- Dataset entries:
________

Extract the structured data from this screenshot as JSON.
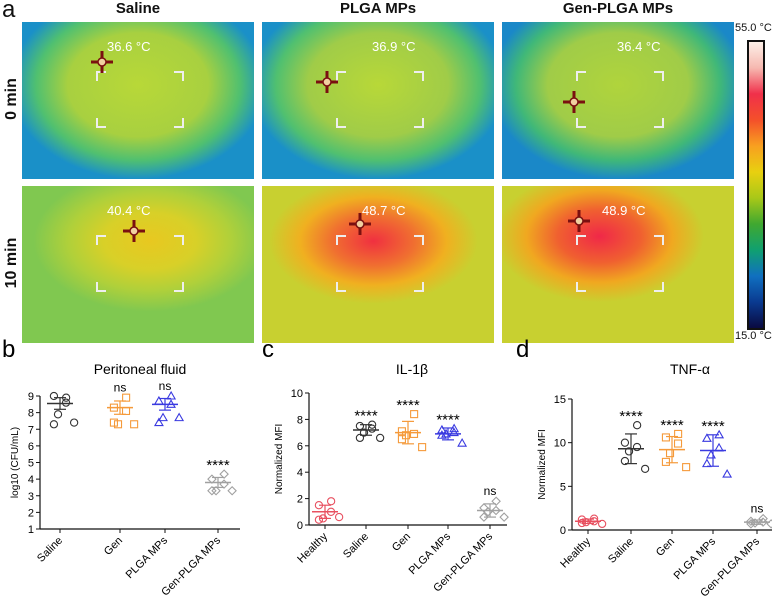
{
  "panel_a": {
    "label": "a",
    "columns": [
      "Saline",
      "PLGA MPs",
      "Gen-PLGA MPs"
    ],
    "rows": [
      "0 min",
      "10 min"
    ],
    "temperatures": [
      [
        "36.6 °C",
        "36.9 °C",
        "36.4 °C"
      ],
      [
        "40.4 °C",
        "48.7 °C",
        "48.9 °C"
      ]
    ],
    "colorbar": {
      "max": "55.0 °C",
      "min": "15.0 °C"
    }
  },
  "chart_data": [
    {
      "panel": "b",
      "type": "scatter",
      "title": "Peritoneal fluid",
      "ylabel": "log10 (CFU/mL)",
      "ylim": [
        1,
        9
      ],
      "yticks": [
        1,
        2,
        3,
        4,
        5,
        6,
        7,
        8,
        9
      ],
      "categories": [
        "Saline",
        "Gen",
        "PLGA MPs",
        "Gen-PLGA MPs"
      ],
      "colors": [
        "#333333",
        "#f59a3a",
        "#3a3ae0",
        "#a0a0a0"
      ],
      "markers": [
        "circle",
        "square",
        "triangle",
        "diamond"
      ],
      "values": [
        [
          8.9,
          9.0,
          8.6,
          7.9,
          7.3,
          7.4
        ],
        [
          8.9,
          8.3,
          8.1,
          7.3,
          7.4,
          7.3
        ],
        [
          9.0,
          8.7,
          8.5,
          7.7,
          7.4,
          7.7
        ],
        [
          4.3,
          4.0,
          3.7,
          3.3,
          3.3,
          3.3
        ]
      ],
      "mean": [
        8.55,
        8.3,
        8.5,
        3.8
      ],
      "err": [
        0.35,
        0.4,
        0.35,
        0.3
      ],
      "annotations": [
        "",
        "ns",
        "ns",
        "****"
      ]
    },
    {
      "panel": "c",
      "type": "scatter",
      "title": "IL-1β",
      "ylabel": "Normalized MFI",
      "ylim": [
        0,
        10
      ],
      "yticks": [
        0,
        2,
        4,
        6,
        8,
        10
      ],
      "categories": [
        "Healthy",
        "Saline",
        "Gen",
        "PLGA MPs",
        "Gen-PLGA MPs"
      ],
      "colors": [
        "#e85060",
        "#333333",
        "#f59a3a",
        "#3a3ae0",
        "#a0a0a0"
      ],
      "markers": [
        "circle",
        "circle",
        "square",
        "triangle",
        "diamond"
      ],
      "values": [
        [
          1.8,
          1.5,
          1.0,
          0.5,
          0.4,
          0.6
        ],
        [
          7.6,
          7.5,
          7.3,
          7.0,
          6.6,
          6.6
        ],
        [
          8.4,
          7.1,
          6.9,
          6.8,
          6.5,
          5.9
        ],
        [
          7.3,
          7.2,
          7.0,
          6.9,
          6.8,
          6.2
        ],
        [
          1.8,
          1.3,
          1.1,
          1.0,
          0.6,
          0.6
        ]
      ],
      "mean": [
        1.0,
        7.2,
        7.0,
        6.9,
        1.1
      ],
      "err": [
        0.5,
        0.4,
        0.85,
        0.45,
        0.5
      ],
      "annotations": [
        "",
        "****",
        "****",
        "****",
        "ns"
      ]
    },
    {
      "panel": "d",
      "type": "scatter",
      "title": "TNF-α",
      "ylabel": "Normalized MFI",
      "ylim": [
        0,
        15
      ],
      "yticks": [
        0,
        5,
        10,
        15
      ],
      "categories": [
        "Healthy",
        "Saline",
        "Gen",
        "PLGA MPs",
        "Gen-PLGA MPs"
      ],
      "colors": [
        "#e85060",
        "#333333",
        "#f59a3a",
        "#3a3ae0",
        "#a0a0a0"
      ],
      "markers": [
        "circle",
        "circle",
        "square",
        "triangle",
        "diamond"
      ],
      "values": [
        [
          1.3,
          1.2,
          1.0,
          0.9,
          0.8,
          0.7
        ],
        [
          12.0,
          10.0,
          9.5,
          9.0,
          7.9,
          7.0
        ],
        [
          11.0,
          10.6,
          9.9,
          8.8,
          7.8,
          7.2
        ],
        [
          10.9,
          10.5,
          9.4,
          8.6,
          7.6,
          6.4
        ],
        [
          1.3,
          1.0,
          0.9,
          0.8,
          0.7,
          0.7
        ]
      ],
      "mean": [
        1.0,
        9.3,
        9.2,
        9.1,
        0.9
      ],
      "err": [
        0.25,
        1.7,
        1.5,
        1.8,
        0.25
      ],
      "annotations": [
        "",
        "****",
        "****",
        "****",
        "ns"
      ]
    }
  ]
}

________

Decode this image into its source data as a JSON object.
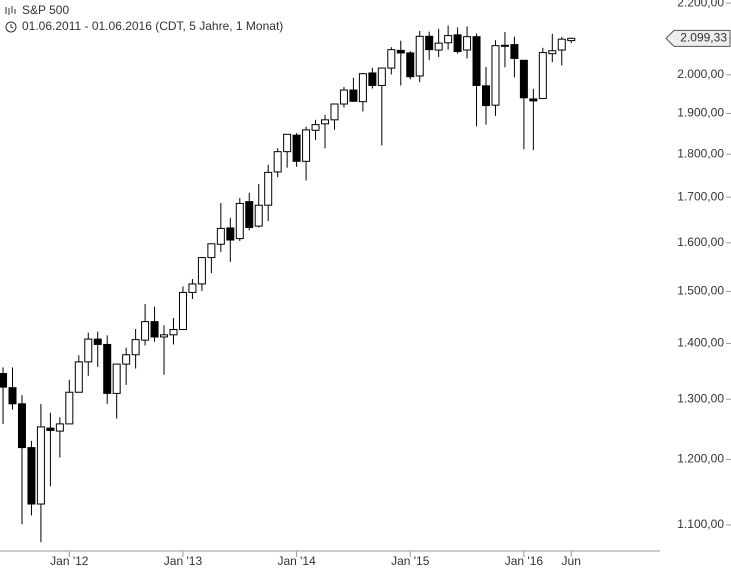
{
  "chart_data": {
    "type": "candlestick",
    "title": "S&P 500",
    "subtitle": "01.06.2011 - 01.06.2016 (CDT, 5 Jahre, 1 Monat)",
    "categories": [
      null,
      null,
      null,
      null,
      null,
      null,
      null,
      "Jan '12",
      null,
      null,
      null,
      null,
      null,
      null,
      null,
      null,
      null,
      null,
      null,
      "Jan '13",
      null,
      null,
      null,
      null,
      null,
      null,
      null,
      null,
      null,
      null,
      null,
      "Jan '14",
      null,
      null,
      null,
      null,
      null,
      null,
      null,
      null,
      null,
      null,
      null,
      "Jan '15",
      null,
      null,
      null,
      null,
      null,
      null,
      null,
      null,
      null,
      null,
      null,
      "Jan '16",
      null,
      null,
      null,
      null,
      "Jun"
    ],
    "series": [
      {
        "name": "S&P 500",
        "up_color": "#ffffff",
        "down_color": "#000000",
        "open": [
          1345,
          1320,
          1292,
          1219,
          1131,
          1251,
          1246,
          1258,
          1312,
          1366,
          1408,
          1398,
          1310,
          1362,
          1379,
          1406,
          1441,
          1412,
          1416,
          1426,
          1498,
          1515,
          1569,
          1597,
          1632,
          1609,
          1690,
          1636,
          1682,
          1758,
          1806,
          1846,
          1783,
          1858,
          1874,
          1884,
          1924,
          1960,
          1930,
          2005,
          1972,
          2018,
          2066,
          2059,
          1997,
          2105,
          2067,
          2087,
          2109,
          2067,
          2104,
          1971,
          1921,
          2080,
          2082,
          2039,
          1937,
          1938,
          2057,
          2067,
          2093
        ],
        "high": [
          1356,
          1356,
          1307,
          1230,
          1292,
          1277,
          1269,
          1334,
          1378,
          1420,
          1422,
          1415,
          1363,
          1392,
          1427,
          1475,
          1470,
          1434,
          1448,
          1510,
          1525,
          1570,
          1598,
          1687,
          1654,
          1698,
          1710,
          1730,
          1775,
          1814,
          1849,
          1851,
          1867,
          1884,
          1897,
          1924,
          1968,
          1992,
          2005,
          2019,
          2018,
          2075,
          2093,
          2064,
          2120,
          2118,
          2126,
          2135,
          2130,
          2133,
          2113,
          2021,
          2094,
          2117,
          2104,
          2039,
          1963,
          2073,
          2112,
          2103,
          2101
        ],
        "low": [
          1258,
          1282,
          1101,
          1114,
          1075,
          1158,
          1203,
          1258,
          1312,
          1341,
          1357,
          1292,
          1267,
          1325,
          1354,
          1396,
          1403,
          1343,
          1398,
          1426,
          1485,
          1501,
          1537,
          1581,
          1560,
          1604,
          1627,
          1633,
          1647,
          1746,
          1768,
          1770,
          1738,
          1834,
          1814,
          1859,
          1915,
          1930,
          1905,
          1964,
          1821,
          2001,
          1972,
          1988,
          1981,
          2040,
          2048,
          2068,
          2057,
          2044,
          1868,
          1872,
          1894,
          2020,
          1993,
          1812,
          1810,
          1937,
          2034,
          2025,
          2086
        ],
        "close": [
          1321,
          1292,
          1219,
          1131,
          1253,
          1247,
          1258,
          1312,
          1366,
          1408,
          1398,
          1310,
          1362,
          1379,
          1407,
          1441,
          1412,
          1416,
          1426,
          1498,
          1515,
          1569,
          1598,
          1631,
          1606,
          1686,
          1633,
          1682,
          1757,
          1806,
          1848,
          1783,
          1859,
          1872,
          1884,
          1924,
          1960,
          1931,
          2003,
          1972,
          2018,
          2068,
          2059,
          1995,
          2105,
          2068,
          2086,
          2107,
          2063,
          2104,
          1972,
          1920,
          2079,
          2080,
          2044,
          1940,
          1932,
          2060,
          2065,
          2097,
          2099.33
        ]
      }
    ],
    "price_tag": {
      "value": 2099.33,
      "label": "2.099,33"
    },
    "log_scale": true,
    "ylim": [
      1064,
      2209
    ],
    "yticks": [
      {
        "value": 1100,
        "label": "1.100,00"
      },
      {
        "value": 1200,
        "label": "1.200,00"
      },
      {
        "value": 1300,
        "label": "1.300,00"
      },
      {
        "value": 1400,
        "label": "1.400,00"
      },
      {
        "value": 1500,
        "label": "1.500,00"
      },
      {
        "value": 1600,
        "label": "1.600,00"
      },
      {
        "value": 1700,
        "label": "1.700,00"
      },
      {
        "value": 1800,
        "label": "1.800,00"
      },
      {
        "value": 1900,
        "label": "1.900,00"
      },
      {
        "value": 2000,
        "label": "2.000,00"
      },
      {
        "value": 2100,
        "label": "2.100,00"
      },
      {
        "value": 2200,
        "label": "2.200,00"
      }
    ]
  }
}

________

Gather and copy every line of the data in which the string "JSON" is found.

Extract the structured data from this screenshot as JSON.
Decode this image into its source data as a JSON object.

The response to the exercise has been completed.